Instruction 1:
Write out the passage of the Apache optimization message from "Pentium II 350" up to and including "request per second.", word for word.

Extract provided:
You are viewing a plain text version of this content. The canonical link for it is here.
Posted to dev@httpd.apache.org by Apache Software Foundation <hu...@Apache.Org> on 2001/09/21 20:15:45 UTC

FW: Apache Optimization - Post-graduate Research

Not acked.

----- Forwarded message from Markus van Aardt <ma...@24netave.com> -----

From: Markus van Aardt <ma...@24netave.com>
To: human-response@Apache.Org
Subject: Apache Optimization - Post-graduate Research
Date: Sun, 26 Aug 2001 11:21:41 +0200

Hi

If I sent this mail to the wrong address, could you please forward it
to the appropriate address.  This message is related to optimization
issues for a post-graduate study.  This is the only address listed on
the Contacts page.

I am investigating the performance profiles of several web servers for
a post-graduate study at the University of Pretoria, South Africa.  I
have read through several performance reports, including the report
published by MindCraft, as well as the storm it stirred up.

I hoped that I could obtain sufficient information from Apache and
Linux documentation to optimize Apache to such an extend that it would
outperform all other servers, including Microsoft's IIS 5.0.
Unfortunately, the information I could gather from the Apache
Performance Notes (written by Dean Gaudet) and several other
Apache-related web sites did not improve the performance to match the
IIS's performance.

My test environment is based on bottom-end hosted server specifications:

        Pentium II 350
        64 MB RAM
        100 Mb Ethernet
        IDE HDD

        Redhat 7.1
        Apache 1.3.20

On a basic installation, with no optimization applied, I was able to
get the server to handle a load of just over 600 request per second.

Instruction 2:
Repeat the records verbatim, from their first line up to and including the line with "82, 699, 291]".

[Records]

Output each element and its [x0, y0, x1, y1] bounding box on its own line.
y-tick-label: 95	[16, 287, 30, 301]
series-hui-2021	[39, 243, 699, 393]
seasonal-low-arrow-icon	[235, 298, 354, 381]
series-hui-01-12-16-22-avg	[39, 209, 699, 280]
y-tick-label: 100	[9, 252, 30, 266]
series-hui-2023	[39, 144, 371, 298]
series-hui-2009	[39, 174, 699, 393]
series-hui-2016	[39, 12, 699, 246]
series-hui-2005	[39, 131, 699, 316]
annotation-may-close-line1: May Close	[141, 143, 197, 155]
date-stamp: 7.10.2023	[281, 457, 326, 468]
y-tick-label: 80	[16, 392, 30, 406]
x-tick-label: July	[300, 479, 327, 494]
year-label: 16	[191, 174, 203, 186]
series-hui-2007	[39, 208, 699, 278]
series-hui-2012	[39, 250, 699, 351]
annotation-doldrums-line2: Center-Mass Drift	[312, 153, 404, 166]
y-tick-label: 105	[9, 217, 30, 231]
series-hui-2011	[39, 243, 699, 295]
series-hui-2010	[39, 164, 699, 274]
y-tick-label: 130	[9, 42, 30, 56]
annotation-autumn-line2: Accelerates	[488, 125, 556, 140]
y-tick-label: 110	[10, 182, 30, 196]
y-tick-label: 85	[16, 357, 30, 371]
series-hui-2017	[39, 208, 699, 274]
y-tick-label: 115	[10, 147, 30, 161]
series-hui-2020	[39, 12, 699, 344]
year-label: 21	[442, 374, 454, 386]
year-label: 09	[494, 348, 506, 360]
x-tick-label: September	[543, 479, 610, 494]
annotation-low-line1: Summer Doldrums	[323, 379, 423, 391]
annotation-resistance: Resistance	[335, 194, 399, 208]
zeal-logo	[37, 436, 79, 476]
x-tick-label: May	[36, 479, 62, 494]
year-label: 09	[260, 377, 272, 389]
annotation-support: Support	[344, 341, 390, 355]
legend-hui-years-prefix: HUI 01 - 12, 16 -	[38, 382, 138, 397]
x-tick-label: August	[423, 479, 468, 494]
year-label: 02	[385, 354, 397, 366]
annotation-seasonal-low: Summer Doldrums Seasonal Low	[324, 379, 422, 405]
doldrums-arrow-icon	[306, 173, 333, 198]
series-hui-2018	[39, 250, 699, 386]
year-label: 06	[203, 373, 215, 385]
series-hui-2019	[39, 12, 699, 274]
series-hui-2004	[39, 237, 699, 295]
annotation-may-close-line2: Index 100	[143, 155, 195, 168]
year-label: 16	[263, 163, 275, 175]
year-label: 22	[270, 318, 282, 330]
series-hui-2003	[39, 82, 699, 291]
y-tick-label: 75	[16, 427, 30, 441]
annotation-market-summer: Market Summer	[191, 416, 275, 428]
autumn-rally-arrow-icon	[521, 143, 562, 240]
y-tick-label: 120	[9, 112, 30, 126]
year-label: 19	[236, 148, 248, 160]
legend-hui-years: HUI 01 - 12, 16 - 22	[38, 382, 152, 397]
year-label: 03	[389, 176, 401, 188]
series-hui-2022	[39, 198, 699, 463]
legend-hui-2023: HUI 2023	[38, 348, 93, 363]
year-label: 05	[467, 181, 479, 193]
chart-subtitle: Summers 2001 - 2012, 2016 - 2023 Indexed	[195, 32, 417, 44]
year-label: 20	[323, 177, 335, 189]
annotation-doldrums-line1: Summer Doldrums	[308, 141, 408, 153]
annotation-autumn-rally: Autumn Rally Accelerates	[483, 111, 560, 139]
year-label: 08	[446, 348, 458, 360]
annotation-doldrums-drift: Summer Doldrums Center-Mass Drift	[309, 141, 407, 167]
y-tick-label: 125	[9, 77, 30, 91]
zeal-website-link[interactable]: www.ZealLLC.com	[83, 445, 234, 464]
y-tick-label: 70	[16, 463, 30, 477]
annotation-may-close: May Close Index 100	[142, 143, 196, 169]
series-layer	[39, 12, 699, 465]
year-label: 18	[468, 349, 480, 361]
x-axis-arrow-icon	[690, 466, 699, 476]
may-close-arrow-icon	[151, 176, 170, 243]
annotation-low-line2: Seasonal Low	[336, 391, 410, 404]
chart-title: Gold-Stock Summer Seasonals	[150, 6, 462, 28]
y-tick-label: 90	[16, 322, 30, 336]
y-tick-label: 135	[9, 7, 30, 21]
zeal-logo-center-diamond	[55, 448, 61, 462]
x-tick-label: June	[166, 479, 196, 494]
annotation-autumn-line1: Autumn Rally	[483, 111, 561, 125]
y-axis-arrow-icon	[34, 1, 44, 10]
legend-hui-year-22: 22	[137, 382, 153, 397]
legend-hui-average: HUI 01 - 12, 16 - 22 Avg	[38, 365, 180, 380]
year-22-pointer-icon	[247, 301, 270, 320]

Correct output 1:
Pentium II 350
        64 MB RAM
        100 Mb Ethernet
        IDE HDD

        Redhat 7.1
        Apache 1.3.20

On a basic installation, with no optimization applied, I was able to
get the server to handle a load of just over 600 request per second.

Correct output 2:
Output each element and its [x0, y0, x1, y1] bounding box on its own line.
y-tick-label: 95	[16, 287, 30, 301]
series-hui-2021	[39, 243, 699, 393]
seasonal-low-arrow-icon	[235, 298, 354, 381]
series-hui-01-12-16-22-avg	[39, 209, 699, 280]
y-tick-label: 100	[9, 252, 30, 266]
series-hui-2023	[39, 144, 371, 298]
series-hui-2009	[39, 174, 699, 393]
series-hui-2016	[39, 12, 699, 246]
series-hui-2005	[39, 131, 699, 316]
annotation-may-close-line1: May Close	[141, 143, 197, 155]
date-stamp: 7.10.2023	[281, 457, 326, 468]
y-tick-label: 80	[16, 392, 30, 406]
x-tick-label: July	[300, 479, 327, 494]
year-label: 16	[191, 174, 203, 186]
series-hui-2007	[39, 208, 699, 278]
series-hui-2012	[39, 250, 699, 351]
annotation-doldrums-line2: Center-Mass Drift	[312, 153, 404, 166]
y-tick-label: 105	[9, 217, 30, 231]
series-hui-2011	[39, 243, 699, 295]
series-hui-2010	[39, 164, 699, 274]
y-tick-label: 130	[9, 42, 30, 56]
annotation-autumn-line2: Accelerates	[488, 125, 556, 140]
y-tick-label: 110	[10, 182, 30, 196]
y-tick-label: 85	[16, 357, 30, 371]
series-hui-2017	[39, 208, 699, 274]
y-tick-label: 115	[10, 147, 30, 161]
series-hui-2020	[39, 12, 699, 344]
year-label: 21	[442, 374, 454, 386]
year-label: 09	[494, 348, 506, 360]
x-tick-label: September	[543, 479, 610, 494]
annotation-low-line1: Summer Doldrums	[323, 379, 423, 391]
annotation-resistance: Resistance	[335, 194, 399, 208]
zeal-logo	[37, 436, 79, 476]
x-tick-label: May	[36, 479, 62, 494]
year-label: 09	[260, 377, 272, 389]
annotation-support: Support	[344, 341, 390, 355]
legend-hui-years-prefix: HUI 01 - 12, 16 -	[38, 382, 138, 397]
x-tick-label: August	[423, 479, 468, 494]
year-label: 02	[385, 354, 397, 366]
annotation-seasonal-low: Summer Doldrums Seasonal Low	[324, 379, 422, 405]
doldrums-arrow-icon	[306, 173, 333, 198]
series-hui-2018	[39, 250, 699, 386]
year-label: 06	[203, 373, 215, 385]
series-hui-2019	[39, 12, 699, 274]
series-hui-2004	[39, 237, 699, 295]
annotation-may-close-line2: Index 100	[143, 155, 195, 168]
year-label: 16	[263, 163, 275, 175]
year-label: 22	[270, 318, 282, 330]
series-hui-2003	[39, 82, 699, 291]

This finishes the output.